### [Exercise objective]
Output all the data exactly. Pictures do not belong in the copy.

------------------------------------

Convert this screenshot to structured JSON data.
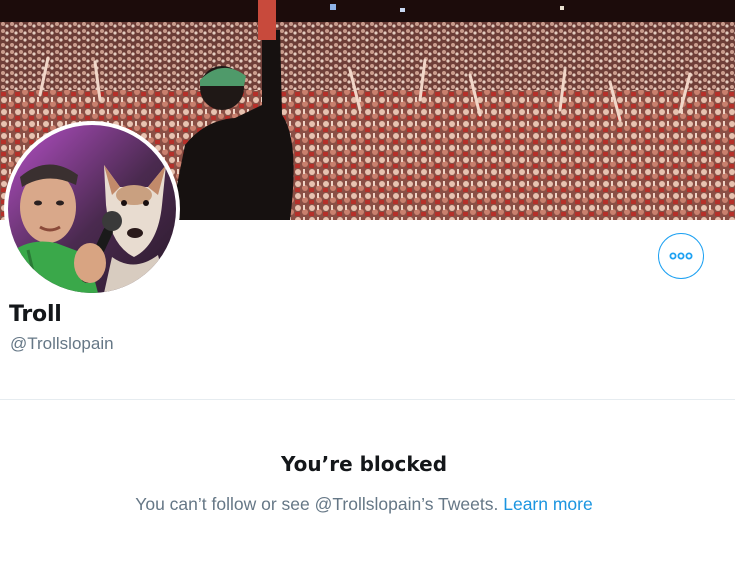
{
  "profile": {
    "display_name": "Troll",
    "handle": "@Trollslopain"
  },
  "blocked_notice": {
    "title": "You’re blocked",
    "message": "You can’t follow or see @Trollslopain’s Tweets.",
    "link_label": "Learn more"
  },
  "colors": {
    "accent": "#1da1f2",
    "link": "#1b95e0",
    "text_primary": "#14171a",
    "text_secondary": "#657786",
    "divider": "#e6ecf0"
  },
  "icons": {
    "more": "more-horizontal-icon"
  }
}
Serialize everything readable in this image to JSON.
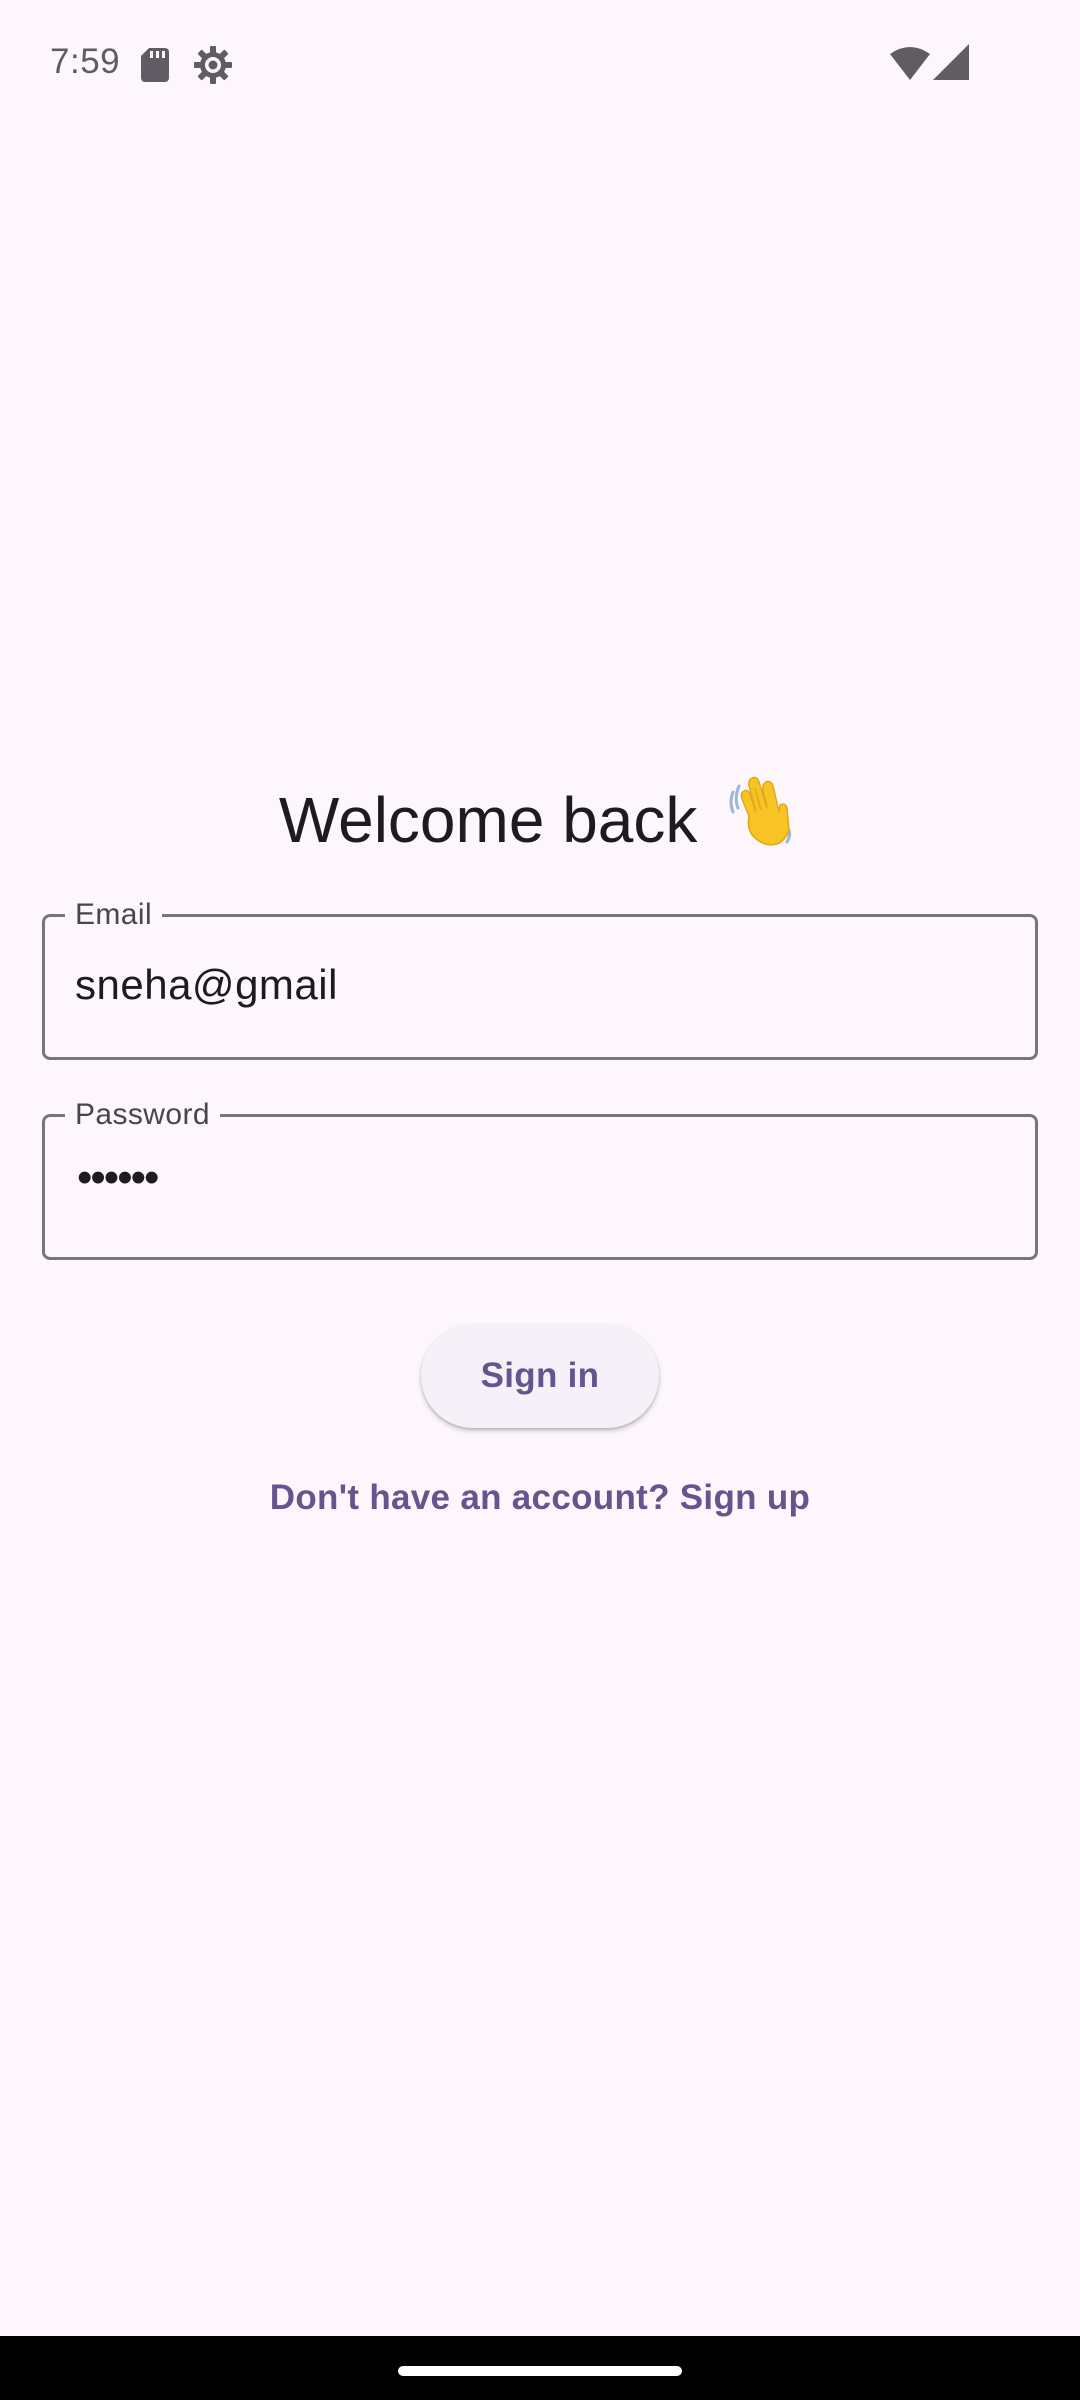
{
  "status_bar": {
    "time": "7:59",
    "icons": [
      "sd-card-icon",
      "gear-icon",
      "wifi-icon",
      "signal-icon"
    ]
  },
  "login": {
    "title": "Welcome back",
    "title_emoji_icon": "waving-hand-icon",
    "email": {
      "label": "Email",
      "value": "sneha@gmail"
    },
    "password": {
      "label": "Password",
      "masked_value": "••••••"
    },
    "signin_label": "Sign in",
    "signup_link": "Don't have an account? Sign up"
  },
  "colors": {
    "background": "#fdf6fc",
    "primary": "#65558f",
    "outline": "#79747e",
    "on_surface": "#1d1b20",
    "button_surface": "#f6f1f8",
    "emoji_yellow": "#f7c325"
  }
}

------------------------------------

### [Right answer]
Convert this screenshot to structured JSON data.
{
  "profile": {
    "display_name": "Troll",
    "handle": "@Trollslopain"
  },
  "blocked_notice": {
    "title": "You’re blocked",
    "message": "You can’t follow or see @Trollslopain’s Tweets.",
    "link_label": "Learn more"
  },
  "colors": {
    "accent": "#1da1f2",
    "link": "#1b95e0",
    "text_primary": "#14171a",
    "text_secondary": "#657786",
    "divider": "#e6ecf0"
  },
  "icons": {
    "more": "more-horizontal-icon"
  }
}
Serialize everything readable in this image to JSON.
{
  "status_bar": {
    "time": "7:59",
    "icons": [
      "sd-card-icon",
      "gear-icon",
      "wifi-icon",
      "signal-icon"
    ]
  },
  "login": {
    "title": "Welcome back",
    "title_emoji_icon": "waving-hand-icon",
    "email": {
      "label": "Email",
      "value": "sneha@gmail"
    },
    "password": {
      "label": "Password",
      "masked_value": "••••••"
    },
    "signin_label": "Sign in",
    "signup_link": "Don't have an account? Sign up"
  },
  "colors": {
    "background": "#fdf6fc",
    "primary": "#65558f",
    "outline": "#79747e",
    "on_surface": "#1d1b20",
    "button_surface": "#f6f1f8",
    "emoji_yellow": "#f7c325"
  }
}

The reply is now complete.